• [Problem details]:
Answer these questions using the article on the contemporary Pueblo architecture exhibition.
(a) Through what date is the exhibition on view at the Indian Pueblo Cultural Center?
(b) The exhibition coincides with the 50th anniversary of which 1975 act?
(c) What kind of gallery does the show open in?

• [Extracted text]:
▼

Any visitor to Chaco Canyon National Historial Park (850-1250 CE) makes the journey to appreciate innovative masonry of the Great Houses, the precision of the ancient road system, and the astronomically aligned walls, windows, and kivas. But how do contemporary Pueblo architects incorporate these traditional beliefs in their 21st century projects?
A fascinating, in-depth exhibition, Restorying our Heartplaces: Contemporary Pueblo Architecture – on view at Albuquerque’s Indian Pueblo Cultural Center through December 7, 2025 – explores how modern Indigenous architects incorporate traditional world views into their work.
For example, just look at the design of the National Museum of the American Indian’s Resource Center – an organic design, aligned to the four cardinal directions, with extensive use of cedar wood.
This exhibition coincides with the 50th anniversary of the 1975 Indian Self-Determination and Education Assistance Act – legislation that shifted Native American policy in the United States from assimilation to self-determination. Tribes were now able to initiate and run justice, government, health and education departments of their own – a change that triggered a construction boom for new schools and administrative buildings.
The show opens as an immersive experience in a large, circular gallery that introduces the core belief system and origin story of the Ancient Puebloans. Across a large screen in a vivid animation, the Pueblo people emerge into this world from a previous world. You watch them migrating outward in a spiral – symbols that are reflected across the art, murals, and photographs on the surrounding walls.

This experience sets the stage for the rest of the exhibition by showing how the stonework and beliefs reflected by the architecture of Ancient Puebloan centers points the way forward for Pueblo architects today.

▲

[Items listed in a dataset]
▼

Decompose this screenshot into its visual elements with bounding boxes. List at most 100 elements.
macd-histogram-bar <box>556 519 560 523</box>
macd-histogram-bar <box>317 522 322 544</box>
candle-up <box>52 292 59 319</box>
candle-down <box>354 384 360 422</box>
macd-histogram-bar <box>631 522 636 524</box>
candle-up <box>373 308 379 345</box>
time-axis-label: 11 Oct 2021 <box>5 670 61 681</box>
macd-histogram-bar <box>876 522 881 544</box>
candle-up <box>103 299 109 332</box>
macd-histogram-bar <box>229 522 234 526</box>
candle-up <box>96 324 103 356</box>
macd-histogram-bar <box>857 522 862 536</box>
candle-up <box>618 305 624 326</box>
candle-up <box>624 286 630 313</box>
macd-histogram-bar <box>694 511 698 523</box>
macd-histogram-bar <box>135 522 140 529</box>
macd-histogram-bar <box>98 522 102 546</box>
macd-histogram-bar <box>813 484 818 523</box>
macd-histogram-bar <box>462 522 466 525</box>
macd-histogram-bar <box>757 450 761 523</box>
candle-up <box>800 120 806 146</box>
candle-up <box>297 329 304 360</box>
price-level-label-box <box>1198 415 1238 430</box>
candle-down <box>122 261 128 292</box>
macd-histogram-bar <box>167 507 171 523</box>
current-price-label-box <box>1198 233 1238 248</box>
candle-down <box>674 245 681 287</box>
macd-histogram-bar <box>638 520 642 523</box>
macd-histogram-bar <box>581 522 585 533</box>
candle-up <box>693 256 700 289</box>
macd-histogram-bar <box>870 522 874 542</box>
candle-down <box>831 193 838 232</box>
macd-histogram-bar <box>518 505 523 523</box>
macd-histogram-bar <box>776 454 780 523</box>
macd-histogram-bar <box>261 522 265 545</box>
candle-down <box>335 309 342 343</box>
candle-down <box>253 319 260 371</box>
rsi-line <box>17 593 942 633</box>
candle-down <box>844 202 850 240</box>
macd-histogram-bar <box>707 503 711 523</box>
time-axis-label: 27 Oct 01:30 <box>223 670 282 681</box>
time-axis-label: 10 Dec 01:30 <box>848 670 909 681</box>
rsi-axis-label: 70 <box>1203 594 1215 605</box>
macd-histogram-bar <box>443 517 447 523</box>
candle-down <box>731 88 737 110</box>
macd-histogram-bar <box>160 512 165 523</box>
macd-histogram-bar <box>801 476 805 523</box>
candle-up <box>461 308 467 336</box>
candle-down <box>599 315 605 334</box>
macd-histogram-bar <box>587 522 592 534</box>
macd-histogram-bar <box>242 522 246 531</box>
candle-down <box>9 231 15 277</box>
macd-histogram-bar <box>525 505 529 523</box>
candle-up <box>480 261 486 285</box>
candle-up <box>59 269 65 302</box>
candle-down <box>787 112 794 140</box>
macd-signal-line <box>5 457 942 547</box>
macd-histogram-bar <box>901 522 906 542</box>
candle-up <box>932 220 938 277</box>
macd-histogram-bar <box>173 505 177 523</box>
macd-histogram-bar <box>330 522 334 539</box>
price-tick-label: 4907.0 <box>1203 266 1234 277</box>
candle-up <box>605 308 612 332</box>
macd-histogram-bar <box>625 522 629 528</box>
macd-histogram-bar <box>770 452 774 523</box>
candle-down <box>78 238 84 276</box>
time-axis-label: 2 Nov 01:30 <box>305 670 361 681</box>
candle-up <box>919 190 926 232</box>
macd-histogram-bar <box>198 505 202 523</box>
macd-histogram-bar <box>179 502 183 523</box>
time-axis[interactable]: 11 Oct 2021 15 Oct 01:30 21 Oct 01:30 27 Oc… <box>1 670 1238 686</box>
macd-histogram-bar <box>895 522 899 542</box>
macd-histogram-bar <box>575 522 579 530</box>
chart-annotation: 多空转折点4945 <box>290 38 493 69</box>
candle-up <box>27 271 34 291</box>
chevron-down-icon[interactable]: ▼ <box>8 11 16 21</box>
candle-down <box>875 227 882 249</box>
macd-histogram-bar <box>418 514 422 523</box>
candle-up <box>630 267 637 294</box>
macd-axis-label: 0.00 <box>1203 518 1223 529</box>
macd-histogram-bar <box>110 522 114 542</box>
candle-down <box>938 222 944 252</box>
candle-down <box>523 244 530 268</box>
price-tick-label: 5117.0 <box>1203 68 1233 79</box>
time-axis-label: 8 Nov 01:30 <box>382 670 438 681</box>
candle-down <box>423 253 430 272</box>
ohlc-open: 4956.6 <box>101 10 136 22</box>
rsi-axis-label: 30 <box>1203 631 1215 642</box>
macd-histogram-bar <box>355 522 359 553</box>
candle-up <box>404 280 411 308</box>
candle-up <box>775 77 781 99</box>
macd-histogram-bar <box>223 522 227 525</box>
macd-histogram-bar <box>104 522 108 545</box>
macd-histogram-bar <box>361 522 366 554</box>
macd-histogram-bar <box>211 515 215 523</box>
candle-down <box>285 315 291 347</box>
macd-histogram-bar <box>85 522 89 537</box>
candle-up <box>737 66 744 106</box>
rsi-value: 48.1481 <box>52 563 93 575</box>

▲

• [Reply to the exercise]:
(a) December 7, 2025
(b) The Indian Self-Determination and Education Assistance Act
(c) A large, circular gallery